Records from a data collection:
++++++++++++++++++++
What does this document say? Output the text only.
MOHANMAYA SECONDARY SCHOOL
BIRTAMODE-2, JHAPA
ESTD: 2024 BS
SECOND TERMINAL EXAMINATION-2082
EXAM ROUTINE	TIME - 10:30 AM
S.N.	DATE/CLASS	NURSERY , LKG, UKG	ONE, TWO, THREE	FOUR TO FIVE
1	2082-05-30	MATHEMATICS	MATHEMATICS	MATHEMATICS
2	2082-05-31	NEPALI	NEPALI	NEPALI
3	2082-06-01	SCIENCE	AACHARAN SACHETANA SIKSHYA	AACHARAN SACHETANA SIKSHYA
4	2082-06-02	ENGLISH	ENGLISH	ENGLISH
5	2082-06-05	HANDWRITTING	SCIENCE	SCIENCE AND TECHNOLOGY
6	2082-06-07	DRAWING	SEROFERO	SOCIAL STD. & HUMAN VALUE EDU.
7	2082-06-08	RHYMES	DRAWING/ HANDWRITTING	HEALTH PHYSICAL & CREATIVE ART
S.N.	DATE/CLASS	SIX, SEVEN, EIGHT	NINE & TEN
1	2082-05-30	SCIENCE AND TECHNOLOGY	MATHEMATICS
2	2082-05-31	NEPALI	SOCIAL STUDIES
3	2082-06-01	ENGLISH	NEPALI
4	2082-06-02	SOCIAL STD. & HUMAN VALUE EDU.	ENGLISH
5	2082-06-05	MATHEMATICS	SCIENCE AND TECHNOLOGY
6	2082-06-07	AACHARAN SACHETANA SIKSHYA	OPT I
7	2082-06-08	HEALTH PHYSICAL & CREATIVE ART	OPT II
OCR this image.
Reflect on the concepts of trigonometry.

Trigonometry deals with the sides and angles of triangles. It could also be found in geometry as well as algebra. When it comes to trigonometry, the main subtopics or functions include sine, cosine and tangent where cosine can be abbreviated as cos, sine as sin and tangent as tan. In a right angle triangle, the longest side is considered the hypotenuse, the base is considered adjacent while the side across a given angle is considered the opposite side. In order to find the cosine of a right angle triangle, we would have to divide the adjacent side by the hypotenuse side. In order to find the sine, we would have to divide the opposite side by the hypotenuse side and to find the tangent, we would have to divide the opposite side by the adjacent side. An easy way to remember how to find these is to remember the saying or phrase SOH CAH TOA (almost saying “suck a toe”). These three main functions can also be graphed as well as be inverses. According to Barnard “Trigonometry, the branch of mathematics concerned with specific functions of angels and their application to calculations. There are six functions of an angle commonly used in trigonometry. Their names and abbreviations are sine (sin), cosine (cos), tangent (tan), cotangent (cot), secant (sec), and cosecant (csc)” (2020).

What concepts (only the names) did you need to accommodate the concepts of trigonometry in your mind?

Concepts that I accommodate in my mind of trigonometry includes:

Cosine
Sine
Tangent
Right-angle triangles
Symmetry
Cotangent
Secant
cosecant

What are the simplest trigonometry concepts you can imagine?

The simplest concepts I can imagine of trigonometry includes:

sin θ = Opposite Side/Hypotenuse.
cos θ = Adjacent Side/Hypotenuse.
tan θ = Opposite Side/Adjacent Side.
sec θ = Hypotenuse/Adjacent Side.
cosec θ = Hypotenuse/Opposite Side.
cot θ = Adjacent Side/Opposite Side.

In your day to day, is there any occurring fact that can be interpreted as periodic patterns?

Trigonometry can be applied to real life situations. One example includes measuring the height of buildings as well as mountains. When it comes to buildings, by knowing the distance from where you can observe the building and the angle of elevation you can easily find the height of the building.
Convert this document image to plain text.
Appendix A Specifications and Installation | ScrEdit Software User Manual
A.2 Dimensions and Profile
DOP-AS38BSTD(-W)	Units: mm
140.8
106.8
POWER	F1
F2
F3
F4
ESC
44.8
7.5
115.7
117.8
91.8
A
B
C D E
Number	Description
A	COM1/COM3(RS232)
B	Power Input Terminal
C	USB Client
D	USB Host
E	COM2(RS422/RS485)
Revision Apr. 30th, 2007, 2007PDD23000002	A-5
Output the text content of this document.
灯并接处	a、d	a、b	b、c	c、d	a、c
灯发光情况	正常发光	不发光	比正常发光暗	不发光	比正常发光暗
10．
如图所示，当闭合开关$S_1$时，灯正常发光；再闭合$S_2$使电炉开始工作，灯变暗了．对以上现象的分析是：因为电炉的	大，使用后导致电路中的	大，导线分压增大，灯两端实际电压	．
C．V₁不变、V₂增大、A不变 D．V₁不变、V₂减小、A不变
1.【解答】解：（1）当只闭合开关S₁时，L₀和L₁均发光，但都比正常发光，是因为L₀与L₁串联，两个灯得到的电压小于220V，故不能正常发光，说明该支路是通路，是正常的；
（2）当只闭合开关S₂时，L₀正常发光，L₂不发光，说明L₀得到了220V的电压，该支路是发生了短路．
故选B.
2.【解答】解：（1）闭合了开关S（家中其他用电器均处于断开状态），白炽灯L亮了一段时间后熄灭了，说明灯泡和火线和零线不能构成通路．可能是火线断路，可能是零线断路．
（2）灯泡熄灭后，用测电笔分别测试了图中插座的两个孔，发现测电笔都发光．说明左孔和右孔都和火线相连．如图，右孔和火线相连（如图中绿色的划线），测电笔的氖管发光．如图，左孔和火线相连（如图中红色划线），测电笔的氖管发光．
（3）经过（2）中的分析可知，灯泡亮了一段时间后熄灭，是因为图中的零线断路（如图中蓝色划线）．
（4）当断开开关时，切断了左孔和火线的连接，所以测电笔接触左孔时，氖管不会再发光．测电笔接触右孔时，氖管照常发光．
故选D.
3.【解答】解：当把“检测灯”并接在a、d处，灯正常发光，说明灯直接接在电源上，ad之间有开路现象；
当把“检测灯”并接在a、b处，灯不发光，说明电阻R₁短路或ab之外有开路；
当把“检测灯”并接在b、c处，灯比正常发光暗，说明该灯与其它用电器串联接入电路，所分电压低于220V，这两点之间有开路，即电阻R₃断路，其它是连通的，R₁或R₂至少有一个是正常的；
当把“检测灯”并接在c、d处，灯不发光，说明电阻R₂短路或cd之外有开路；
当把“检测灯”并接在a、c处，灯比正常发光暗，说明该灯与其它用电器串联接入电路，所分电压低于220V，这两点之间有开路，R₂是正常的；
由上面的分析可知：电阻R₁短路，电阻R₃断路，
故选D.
++++++++++++++++++++
**What the task asks**
Supply the count of lines in the entries that contain the word "SOCIAL", and nothing besides.

**Answer to the exercise**
3